Written instruction => Reproduce the listing below exactly. Pictures do not belong in the copy.

Entries taken from a collection:
○ ○ ○ ○ ○

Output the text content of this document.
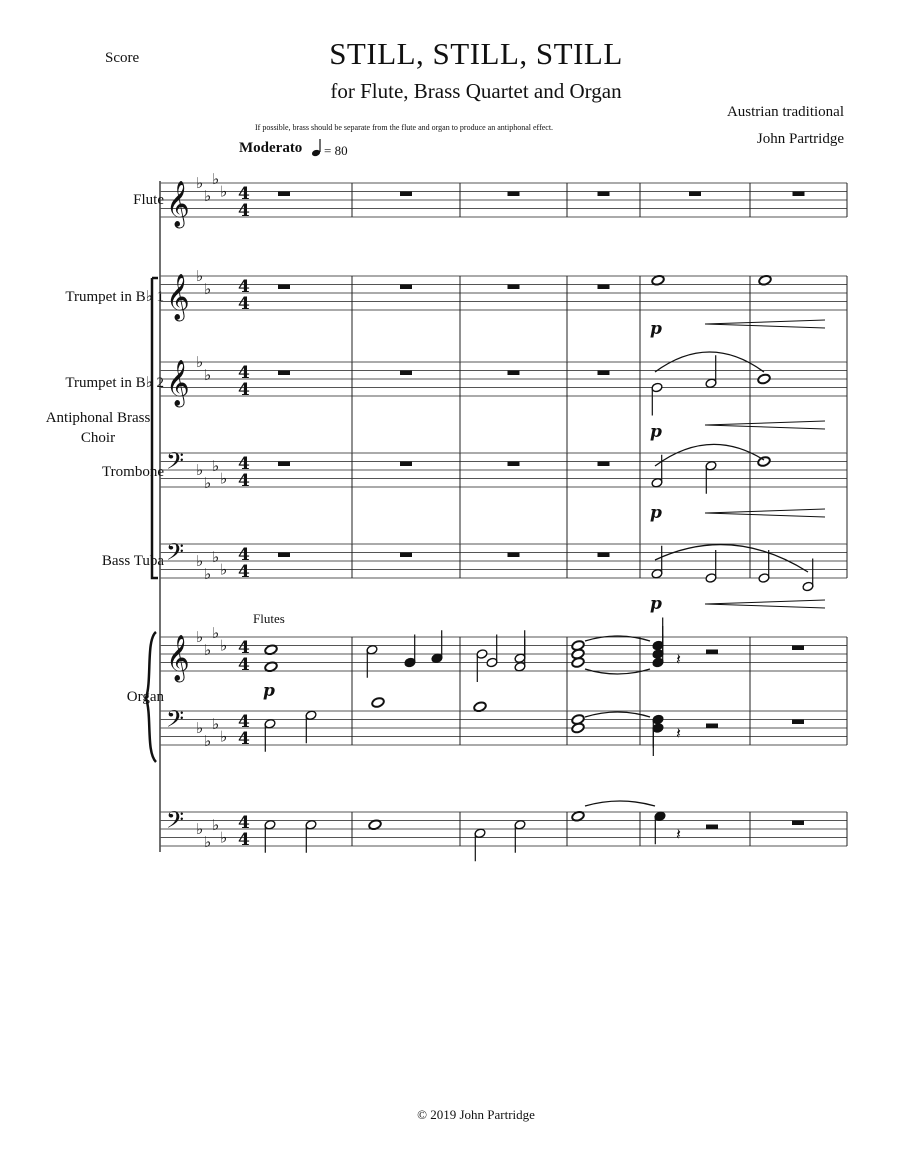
Score	STILL, STILL, STILL
for Flute, Brass Quartet and Organ
If possible, brass should be separate from the flute and organ to produce an antiphonal effect.
Austrian traditional
John Partridge
Moderato = 80
Flute
Trumpet in B♭ 1
Trumpet in B♭ 2
Antiphonal Brass Choir
Trombone
Bass Tuba
Organ
Flutes
© 2019 John Partridge
𝄞 ♭
♭
♭
♭ 4
4
𝄞 ♭
♭ 4
4
𝄞 ♭
♭ 4
4
𝄢 ♭
♭
♭
♭
4
4
𝄢 ♭
♭
♭
♭
4
4
𝄞 ♭
♭
♭
♭ 4
4
𝄢 ♭
♭
♭
♭
4
4
𝄢 ♭
♭
♭
♭
4
4
p
p
p
p
p
𝄽
𝄽
𝄽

○ ○ ○ ○ ○

Solution to the problem =>
Output the text content of this document.
Score	STILL, STILL, STILL
for Flute, Brass Quartet and Organ
If possible, brass should be separate from the flute and organ to produce an antiphonal effect.
Austrian traditional
John Partridge
Moderato = 80
Flute
Trumpet in B♭ 1
Trumpet in B♭ 2
Antiphonal Brass Choir
Trombone
Bass Tuba
Organ
Flutes
© 2019 John Partridge
𝄞 ♭
♭
♭
♭ 4
4
𝄞 ♭
♭ 4
4
𝄞 ♭
♭ 4
4
𝄢 ♭
♭
♭
♭
4
4
𝄢 ♭
♭
♭
♭
4
4
𝄞 ♭
♭
♭
♭ 4
4
𝄢 ♭
♭
♭
♭
4
4
𝄢 ♭
♭
♭
♭
4
4
p
p
p
p
p
𝄽
𝄽
𝄽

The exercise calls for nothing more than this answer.